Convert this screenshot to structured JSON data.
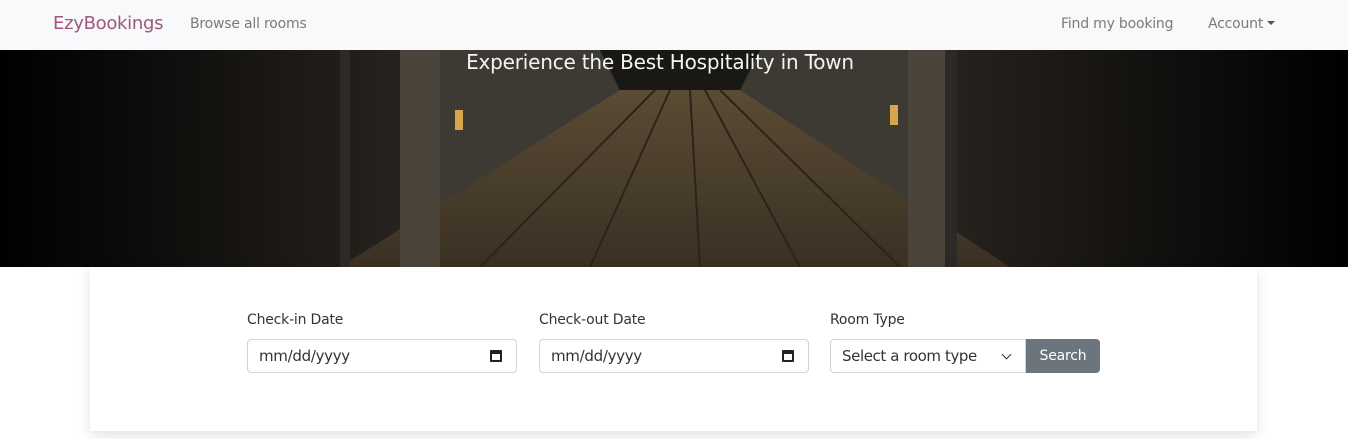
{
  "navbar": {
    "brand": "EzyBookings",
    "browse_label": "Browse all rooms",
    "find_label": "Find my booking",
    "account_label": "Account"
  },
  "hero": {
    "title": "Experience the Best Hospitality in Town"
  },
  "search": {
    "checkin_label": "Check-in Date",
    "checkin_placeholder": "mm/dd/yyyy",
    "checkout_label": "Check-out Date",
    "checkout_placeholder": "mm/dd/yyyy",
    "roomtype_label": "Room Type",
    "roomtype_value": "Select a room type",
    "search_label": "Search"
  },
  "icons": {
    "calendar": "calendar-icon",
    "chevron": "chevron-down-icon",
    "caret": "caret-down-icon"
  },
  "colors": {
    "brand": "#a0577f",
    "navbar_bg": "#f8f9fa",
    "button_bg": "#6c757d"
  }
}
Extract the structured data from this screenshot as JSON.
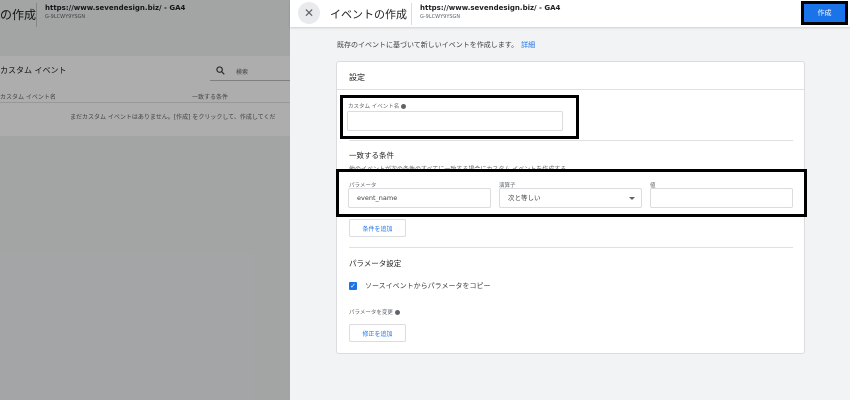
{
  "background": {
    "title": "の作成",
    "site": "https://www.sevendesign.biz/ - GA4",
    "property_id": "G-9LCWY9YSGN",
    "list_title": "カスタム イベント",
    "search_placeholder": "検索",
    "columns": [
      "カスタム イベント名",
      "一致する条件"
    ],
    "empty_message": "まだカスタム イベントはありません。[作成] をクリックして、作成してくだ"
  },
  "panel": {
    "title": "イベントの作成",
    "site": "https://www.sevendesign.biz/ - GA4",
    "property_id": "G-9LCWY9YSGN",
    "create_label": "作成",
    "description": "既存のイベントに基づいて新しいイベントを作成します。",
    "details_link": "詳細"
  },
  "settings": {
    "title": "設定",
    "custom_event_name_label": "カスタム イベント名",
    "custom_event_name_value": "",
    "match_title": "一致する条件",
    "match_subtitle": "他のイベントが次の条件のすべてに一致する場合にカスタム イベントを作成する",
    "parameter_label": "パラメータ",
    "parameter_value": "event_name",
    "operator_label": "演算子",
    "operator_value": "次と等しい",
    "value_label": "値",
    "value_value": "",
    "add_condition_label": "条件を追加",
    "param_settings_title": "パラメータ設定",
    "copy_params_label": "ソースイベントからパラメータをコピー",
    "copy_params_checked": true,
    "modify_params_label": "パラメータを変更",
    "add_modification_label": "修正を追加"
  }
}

___

• [Task objective] Return the full material word for word. Do not include the pictures.

• [Solution for this exercise]
Convert this screenshot to structured JSON data.
{
  "navbar": {
    "brand": "EzyBookings",
    "browse_label": "Browse all rooms",
    "find_label": "Find my booking",
    "account_label": "Account"
  },
  "hero": {
    "title": "Experience the Best Hospitality in Town"
  },
  "search": {
    "checkin_label": "Check-in Date",
    "checkin_placeholder": "mm/dd/yyyy",
    "checkout_label": "Check-out Date",
    "checkout_placeholder": "mm/dd/yyyy",
    "roomtype_label": "Room Type",
    "roomtype_value": "Select a room type",
    "search_label": "Search"
  },
  "icons": {
    "calendar": "calendar-icon",
    "chevron": "chevron-down-icon",
    "caret": "caret-down-icon"
  },
  "colors": {
    "brand": "#a0577f",
    "navbar_bg": "#f8f9fa",
    "button_bg": "#6c757d"
  }
}
Extract the structured data from this screenshot as JSON.
{
  "background": {
    "title": "の作成",
    "site": "https://www.sevendesign.biz/ - GA4",
    "property_id": "G-9LCWY9YSGN",
    "list_title": "カスタム イベント",
    "search_placeholder": "検索",
    "columns": [
      "カスタム イベント名",
      "一致する条件"
    ],
    "empty_message": "まだカスタム イベントはありません。[作成] をクリックして、作成してくだ"
  },
  "panel": {
    "title": "イベントの作成",
    "site": "https://www.sevendesign.biz/ - GA4",
    "property_id": "G-9LCWY9YSGN",
    "create_label": "作成",
    "description": "既存のイベントに基づいて新しいイベントを作成します。",
    "details_link": "詳細"
  },
  "settings": {
    "title": "設定",
    "custom_event_name_label": "カスタム イベント名",
    "custom_event_name_value": "",
    "match_title": "一致する条件",
    "match_subtitle": "他のイベントが次の条件のすべてに一致する場合にカスタム イベントを作成する",
    "parameter_label": "パラメータ",
    "parameter_value": "event_name",
    "operator_label": "演算子",
    "operator_value": "次と等しい",
    "value_label": "値",
    "value_value": "",
    "add_condition_label": "条件を追加",
    "param_settings_title": "パラメータ設定",
    "copy_params_label": "ソースイベントからパラメータをコピー",
    "copy_params_checked": true,
    "modify_params_label": "パラメータを変更",
    "add_modification_label": "修正を追加"
  }
}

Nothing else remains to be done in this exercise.